Your task: Output each entry verbatim and exclude every picture from it.

Provided material:
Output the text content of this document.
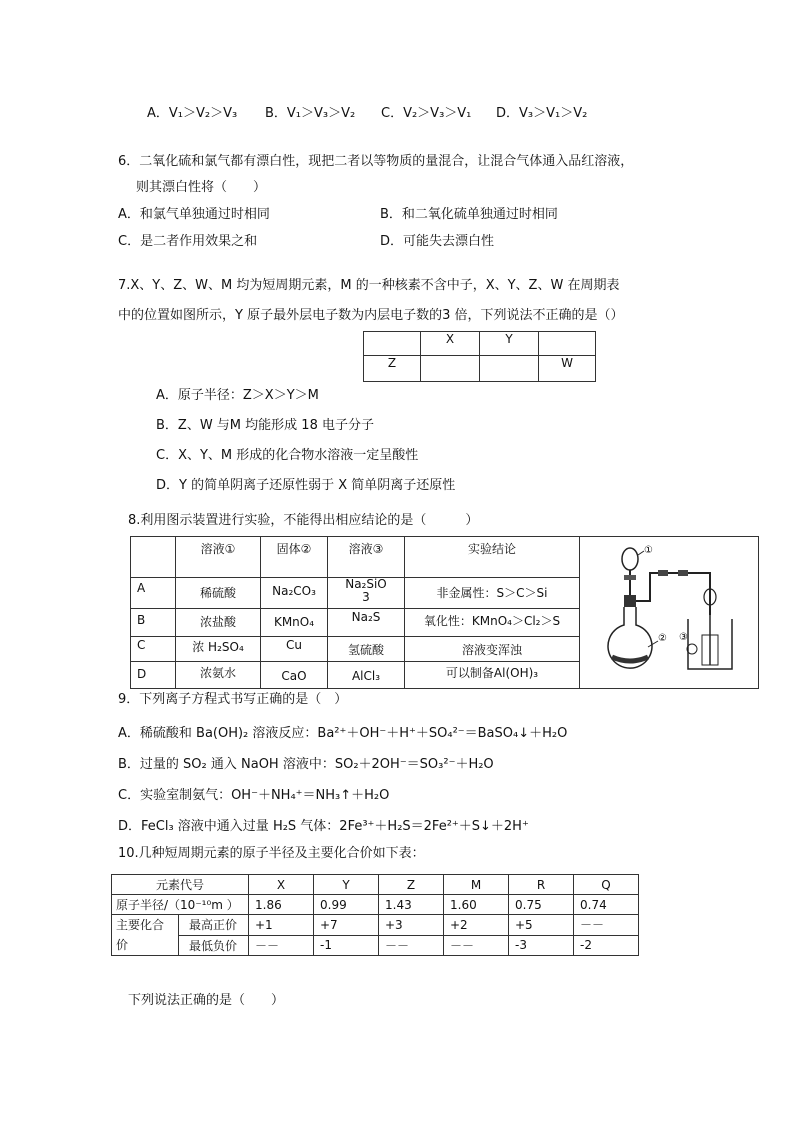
A．V₁＞V₂＞V₃ B．V₁＞V₃＞V₂ C．V₂＞V₃＞V₁ D．V₃＞V₁＞V₂
6．二氧化硫和氯气都有漂白性，现把二者以等物质的量混合，让混合气体通入品红溶液，
则其漂白性将（　　）
A．和氯气单独通过时相同	B．和二氧化硫单独通过时相同
C．是二者作用效果之和	D．可能失去漂白性
7.X、Y、Z、W、M 均为短周期元素，M 的一种核素不含中子，X、Y、Z、W 在周期表
中的位置如图所示，Y 原子最外层电子数为内层电子数的3 倍，下列说法不正确的是（）
	X	Y	
Z			W
A．原子半径：Z＞X＞Y＞M
B．Z、W 与M 均能形成 18 电子分子
C．X、Y、M 形成的化合物水溶液一定呈酸性
D．Y 的简单阴离子还原性弱于 X 简单阴离子还原性
8.利用图示装置进行实验，不能得出相应结论的是（　　　）
	溶液①	固体②	溶液③	实验结论	①
② ③

A	稀硫酸	Na₂CO₃	Na₂SiO
3	非金属性：S＞C＞Si	
B	浓盐酸	KMnO₄	Na₂S	氧化性：KMnO₄＞Cl₂＞S	
C	浓 H₂SO₄	Cu	氢硫酸	溶液变浑浊	
D	浓氨水	CaO	AlCl₃	可以制备Al(OH)₃	
9．下列离子方程式书写正确的是（　）
A．稀硫酸和 Ba(OH)₂ 溶液反应：Ba²⁺＋OH⁻＋H⁺＋SO₄²⁻＝BaSO₄↓＋H₂O
B．过量的 SO₂ 通入 NaOH 溶液中：SO₂＋2OH⁻＝SO₃²⁻＋H₂O
C．实验室制氨气：OH⁻＋NH₄⁺＝NH₃↑＋H₂O
D．FeCl₃ 溶液中通入过量 H₂S 气体：2Fe³⁺＋H₂S＝2Fe²⁺＋S↓＋2H⁺
10.几种短周期元素的原子半径及主要化合价如下表：
元素代号		X	Y	Z	M	R	Q
原子半径/（10⁻¹⁰m ）		1.86	0.99	1.43	1.60	0.75	0.74

主要化合
价	最高正价	+1	+7	+3	+2	+5	－－
	最低负价	－－	-1	－－	－－	-3	-2
下列说法正确的是（　　）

Response to this task:
Output the text content of this document.
A．V₁＞V₂＞V₃ B．V₁＞V₃＞V₂ C．V₂＞V₃＞V₁ D．V₃＞V₁＞V₂
6．二氧化硫和氯气都有漂白性，现把二者以等物质的量混合，让混合气体通入品红溶液，
则其漂白性将（　　）
A．和氯气单独通过时相同	B．和二氧化硫单独通过时相同
C．是二者作用效果之和	D．可能失去漂白性
7.X、Y、Z、W、M 均为短周期元素，M 的一种核素不含中子，X、Y、Z、W 在周期表
中的位置如图所示，Y 原子最外层电子数为内层电子数的3 倍，下列说法不正确的是（）
	X	Y	
Z			W
A．原子半径：Z＞X＞Y＞M
B．Z、W 与M 均能形成 18 电子分子
C．X、Y、M 形成的化合物水溶液一定呈酸性
D．Y 的简单阴离子还原性弱于 X 简单阴离子还原性
8.利用图示装置进行实验，不能得出相应结论的是（　　　）
	溶液①	固体②	溶液③	实验结论	①
② ③

A	稀硫酸	Na₂CO₃	Na₂SiO
3	非金属性：S＞C＞Si	
B	浓盐酸	KMnO₄	Na₂S	氧化性：KMnO₄＞Cl₂＞S	
C	浓 H₂SO₄	Cu	氢硫酸	溶液变浑浊	
D	浓氨水	CaO	AlCl₃	可以制备Al(OH)₃	
9．下列离子方程式书写正确的是（　）
A．稀硫酸和 Ba(OH)₂ 溶液反应：Ba²⁺＋OH⁻＋H⁺＋SO₄²⁻＝BaSO₄↓＋H₂O
B．过量的 SO₂ 通入 NaOH 溶液中：SO₂＋2OH⁻＝SO₃²⁻＋H₂O
C．实验室制氨气：OH⁻＋NH₄⁺＝NH₃↑＋H₂O
D．FeCl₃ 溶液中通入过量 H₂S 气体：2Fe³⁺＋H₂S＝2Fe²⁺＋S↓＋2H⁺
10.几种短周期元素的原子半径及主要化合价如下表：
元素代号		X	Y	Z	M	R	Q
原子半径/（10⁻¹⁰m ）		1.86	0.99	1.43	1.60	0.75	0.74

主要化合
价	最高正价	+1	+7	+3	+2	+5	－－
	最低负价	－－	-1	－－	－－	-3	-2
下列说法正确的是（　　）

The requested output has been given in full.